What the exercise asks => For the material that follows, list every line containing the word "Mannschaft".

Working data =>
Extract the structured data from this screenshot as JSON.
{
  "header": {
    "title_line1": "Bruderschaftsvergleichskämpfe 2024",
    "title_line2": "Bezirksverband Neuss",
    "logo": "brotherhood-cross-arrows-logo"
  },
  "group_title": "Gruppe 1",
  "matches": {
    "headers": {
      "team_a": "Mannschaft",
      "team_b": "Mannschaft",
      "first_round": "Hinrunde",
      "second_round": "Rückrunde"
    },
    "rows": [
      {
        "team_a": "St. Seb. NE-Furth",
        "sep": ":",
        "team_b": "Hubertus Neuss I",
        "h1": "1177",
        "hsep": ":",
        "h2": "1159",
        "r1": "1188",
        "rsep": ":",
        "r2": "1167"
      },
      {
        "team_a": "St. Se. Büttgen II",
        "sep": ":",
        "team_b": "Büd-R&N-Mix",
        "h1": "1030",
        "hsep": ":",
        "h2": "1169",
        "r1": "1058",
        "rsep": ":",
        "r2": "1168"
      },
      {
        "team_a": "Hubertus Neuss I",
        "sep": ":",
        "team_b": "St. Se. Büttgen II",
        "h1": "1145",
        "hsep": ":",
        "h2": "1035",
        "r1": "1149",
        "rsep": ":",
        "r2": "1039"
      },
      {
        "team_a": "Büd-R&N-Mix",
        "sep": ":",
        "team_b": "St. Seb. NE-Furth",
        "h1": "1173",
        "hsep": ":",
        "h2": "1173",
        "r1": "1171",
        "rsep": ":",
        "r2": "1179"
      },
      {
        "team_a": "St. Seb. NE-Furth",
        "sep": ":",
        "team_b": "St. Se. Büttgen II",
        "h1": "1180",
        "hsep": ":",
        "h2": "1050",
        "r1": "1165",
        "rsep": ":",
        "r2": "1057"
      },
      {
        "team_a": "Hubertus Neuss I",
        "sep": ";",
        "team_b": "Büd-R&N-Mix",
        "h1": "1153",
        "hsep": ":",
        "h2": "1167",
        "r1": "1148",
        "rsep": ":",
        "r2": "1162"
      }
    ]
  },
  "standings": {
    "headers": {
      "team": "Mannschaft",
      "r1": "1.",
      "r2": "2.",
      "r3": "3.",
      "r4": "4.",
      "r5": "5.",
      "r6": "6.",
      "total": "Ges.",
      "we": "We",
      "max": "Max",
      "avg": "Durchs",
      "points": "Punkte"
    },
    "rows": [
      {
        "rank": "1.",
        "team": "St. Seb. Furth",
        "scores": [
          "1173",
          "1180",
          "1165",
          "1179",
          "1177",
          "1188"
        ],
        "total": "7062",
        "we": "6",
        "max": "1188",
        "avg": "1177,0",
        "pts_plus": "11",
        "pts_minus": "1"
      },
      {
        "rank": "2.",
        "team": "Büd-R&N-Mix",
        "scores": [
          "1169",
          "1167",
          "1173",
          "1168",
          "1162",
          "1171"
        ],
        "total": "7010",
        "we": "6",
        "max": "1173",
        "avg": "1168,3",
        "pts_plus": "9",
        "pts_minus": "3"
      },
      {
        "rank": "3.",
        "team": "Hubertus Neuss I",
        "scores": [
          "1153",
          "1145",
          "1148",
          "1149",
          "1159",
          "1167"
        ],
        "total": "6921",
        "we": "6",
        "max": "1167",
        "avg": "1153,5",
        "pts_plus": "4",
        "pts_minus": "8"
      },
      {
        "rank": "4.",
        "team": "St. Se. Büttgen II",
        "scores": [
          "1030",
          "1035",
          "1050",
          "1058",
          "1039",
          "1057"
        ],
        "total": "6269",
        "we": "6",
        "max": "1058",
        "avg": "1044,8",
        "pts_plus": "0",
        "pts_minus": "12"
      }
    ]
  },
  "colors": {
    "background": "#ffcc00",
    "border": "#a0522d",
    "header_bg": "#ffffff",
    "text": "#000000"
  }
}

Full solution =>
      "team_a": "Mannschaft",
      "team_b": "Mannschaft",
      "team": "Mannschaft",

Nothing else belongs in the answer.